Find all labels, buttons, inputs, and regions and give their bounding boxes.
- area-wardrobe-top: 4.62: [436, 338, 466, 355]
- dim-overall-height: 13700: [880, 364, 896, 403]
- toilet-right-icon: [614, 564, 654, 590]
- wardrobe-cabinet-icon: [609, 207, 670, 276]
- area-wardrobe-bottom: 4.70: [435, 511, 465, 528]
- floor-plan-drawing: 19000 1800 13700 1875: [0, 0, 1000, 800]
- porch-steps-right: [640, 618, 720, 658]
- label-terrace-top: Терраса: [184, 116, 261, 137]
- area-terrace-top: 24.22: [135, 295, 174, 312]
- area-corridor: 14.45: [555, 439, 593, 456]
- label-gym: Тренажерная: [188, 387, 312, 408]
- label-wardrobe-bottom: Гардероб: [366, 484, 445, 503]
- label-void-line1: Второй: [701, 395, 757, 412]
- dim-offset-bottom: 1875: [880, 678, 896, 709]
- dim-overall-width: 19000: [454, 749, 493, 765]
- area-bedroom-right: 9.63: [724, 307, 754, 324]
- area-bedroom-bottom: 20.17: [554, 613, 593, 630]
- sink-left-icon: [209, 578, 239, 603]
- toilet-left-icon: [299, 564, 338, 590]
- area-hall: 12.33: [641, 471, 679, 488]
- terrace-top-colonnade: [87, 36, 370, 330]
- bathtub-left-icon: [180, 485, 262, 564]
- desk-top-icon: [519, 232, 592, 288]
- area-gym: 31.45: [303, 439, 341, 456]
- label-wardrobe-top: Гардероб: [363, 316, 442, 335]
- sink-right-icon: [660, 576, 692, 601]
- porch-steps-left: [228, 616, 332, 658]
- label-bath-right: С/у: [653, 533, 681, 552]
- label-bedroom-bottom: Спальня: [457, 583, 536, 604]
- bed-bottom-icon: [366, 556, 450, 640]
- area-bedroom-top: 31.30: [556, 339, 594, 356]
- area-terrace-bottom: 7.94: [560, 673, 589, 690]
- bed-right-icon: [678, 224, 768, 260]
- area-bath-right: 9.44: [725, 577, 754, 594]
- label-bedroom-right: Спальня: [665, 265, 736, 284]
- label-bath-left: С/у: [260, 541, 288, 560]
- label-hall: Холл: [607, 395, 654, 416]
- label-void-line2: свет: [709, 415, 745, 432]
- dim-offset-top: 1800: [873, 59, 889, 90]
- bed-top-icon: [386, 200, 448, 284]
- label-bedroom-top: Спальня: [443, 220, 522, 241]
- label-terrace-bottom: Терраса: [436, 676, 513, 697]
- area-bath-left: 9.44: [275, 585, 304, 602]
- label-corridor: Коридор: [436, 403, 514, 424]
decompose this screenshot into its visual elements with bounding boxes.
____
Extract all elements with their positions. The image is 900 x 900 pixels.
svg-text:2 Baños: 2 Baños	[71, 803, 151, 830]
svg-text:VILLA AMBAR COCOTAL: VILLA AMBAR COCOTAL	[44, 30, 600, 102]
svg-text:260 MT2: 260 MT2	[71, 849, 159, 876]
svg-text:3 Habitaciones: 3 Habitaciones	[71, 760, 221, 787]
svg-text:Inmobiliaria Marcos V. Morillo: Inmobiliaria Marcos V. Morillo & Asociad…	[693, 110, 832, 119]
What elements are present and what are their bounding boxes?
____
Give as a Markdown table, with columns named Row and Line, the material from the line containing "Find all labels, buttons, inputs, and" to the line containing "- area-corridor: 14.45: [555, 439, 593, 456]", leaving out any blank lines.

Result below -
| Row | Line |
|---|---|
| 1 | Find all labels, buttons, inputs, and regions and give their bounding boxes. |
| 2 | - area-wardrobe-top: 4.62: [436, 338, 466, 355] |
| 3 | - dim-overall-height: 13700: [880, 364, 896, 403] |
| 4 | - toilet-right-icon: [614, 564, 654, 590] |
| 5 | - wardrobe-cabinet-icon: [609, 207, 670, 276] |
| 6 | - area-wardrobe-bottom: 4.70: [435, 511, 465, 528] |
| 7 | - floor-plan-drawing: 19000 1800 13700 1875: [0, 0, 1000, 800] |
| 8 | - porch-steps-right: [640, 618, 720, 658] |
| 9 | - label-terrace-top: Терраса: [184, 116, 261, 137] |
| 10 | - area-terrace-top: 24.22: [135, 295, 174, 312] |
| 11 | - area-corridor: 14.45: [555, 439, 593, 456] |